===== RECORDS FOR PROCESSING
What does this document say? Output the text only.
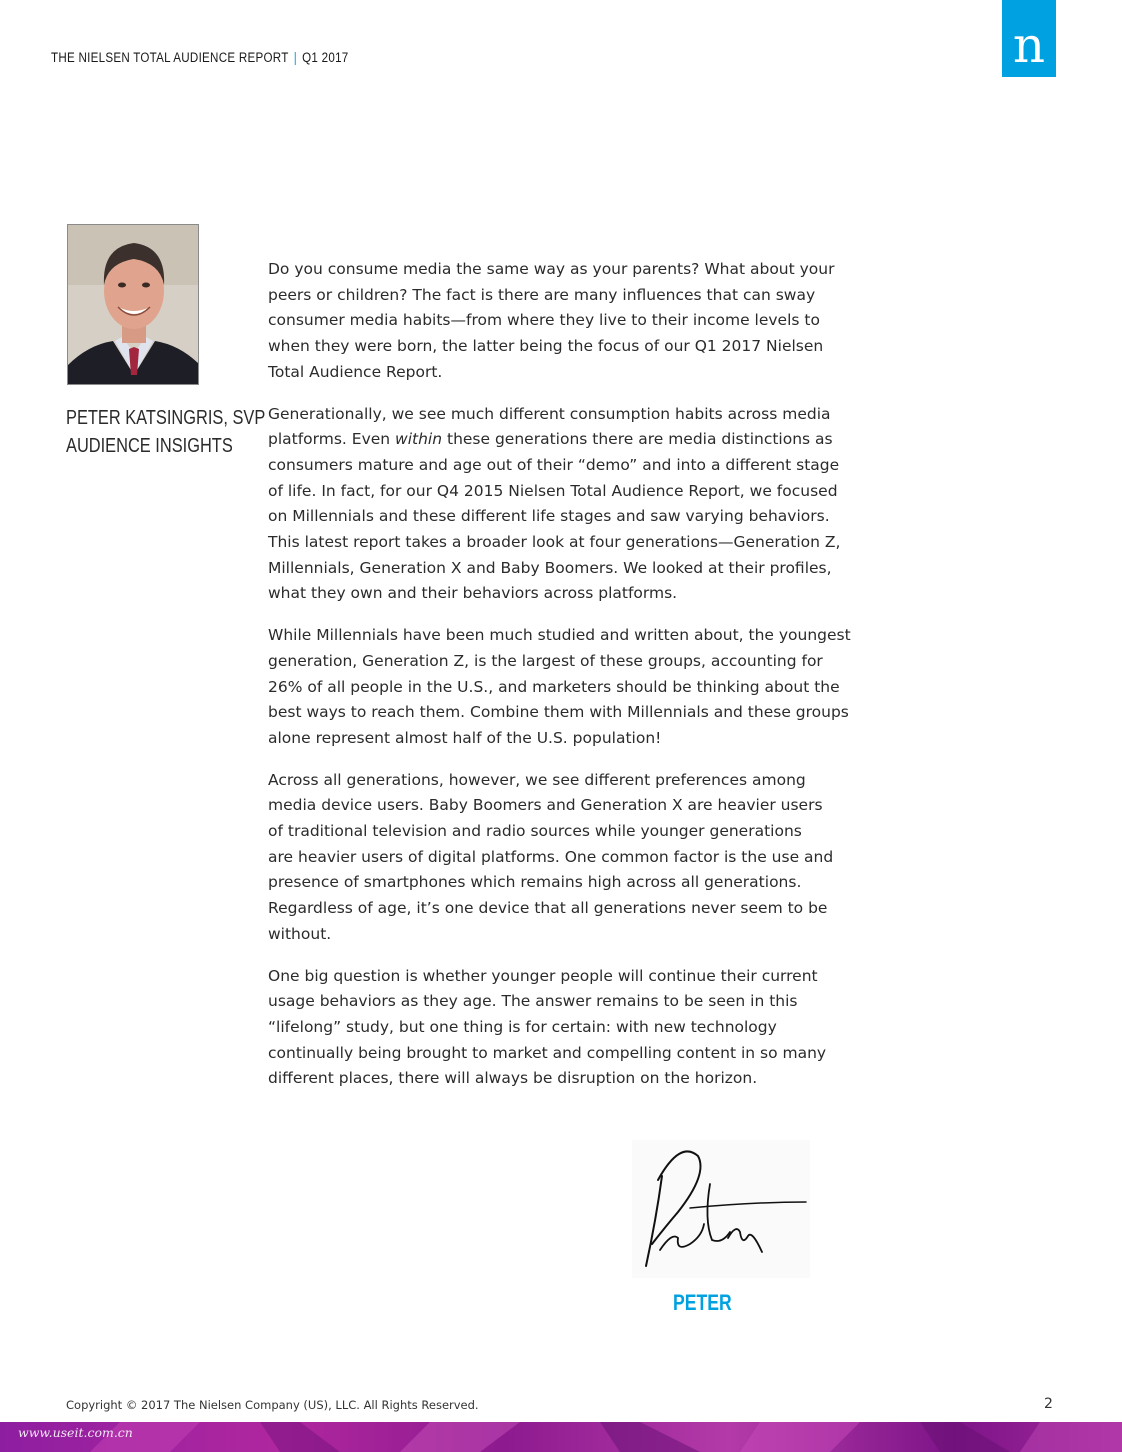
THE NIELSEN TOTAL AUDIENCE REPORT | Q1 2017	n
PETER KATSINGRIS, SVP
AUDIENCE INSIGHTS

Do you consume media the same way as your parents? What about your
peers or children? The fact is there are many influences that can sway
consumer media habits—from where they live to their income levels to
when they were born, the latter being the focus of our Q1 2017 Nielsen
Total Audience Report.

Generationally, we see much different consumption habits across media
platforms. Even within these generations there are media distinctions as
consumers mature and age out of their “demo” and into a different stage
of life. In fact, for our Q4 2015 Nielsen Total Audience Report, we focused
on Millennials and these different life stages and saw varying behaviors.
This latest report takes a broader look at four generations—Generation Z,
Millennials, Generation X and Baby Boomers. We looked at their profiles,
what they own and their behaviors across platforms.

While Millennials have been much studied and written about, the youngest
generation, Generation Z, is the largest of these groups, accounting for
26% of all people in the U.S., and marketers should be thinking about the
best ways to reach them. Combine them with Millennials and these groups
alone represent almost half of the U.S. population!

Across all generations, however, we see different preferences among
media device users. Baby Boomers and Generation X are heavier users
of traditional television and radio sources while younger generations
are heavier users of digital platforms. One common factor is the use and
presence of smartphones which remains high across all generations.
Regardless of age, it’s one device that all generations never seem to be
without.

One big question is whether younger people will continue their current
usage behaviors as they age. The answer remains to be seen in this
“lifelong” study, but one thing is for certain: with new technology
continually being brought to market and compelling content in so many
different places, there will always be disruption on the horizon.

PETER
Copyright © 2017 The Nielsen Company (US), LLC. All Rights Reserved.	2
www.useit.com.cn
==========
(SHORT EXERCISE): Reproduce each line of the records exactly, and omit every picture.

(TASK ANSWER):
What does this document say? Output the text only.
THE NIELSEN TOTAL AUDIENCE REPORT | Q1 2017	n
PETER KATSINGRIS, SVP
AUDIENCE INSIGHTS

Do you consume media the same way as your parents? What about your
peers or children? The fact is there are many influences that can sway
consumer media habits—from where they live to their income levels to
when they were born, the latter being the focus of our Q1 2017 Nielsen
Total Audience Report.

Generationally, we see much different consumption habits across media
platforms. Even within these generations there are media distinctions as
consumers mature and age out of their “demo” and into a different stage
of life. In fact, for our Q4 2015 Nielsen Total Audience Report, we focused
on Millennials and these different life stages and saw varying behaviors.
This latest report takes a broader look at four generations—Generation Z,
Millennials, Generation X and Baby Boomers. We looked at their profiles,
what they own and their behaviors across platforms.

While Millennials have been much studied and written about, the youngest
generation, Generation Z, is the largest of these groups, accounting for
26% of all people in the U.S., and marketers should be thinking about the
best ways to reach them. Combine them with Millennials and these groups
alone represent almost half of the U.S. population!

Across all generations, however, we see different preferences among
media device users. Baby Boomers and Generation X are heavier users
of traditional television and radio sources while younger generations
are heavier users of digital platforms. One common factor is the use and
presence of smartphones which remains high across all generations.
Regardless of age, it’s one device that all generations never seem to be
without.

One big question is whether younger people will continue their current
usage behaviors as they age. The answer remains to be seen in this
“lifelong” study, but one thing is for certain: with new technology
continually being brought to market and compelling content in so many
different places, there will always be disruption on the horizon.

PETER
Copyright © 2017 The Nielsen Company (US), LLC. All Rights Reserved.	2
www.useit.com.cn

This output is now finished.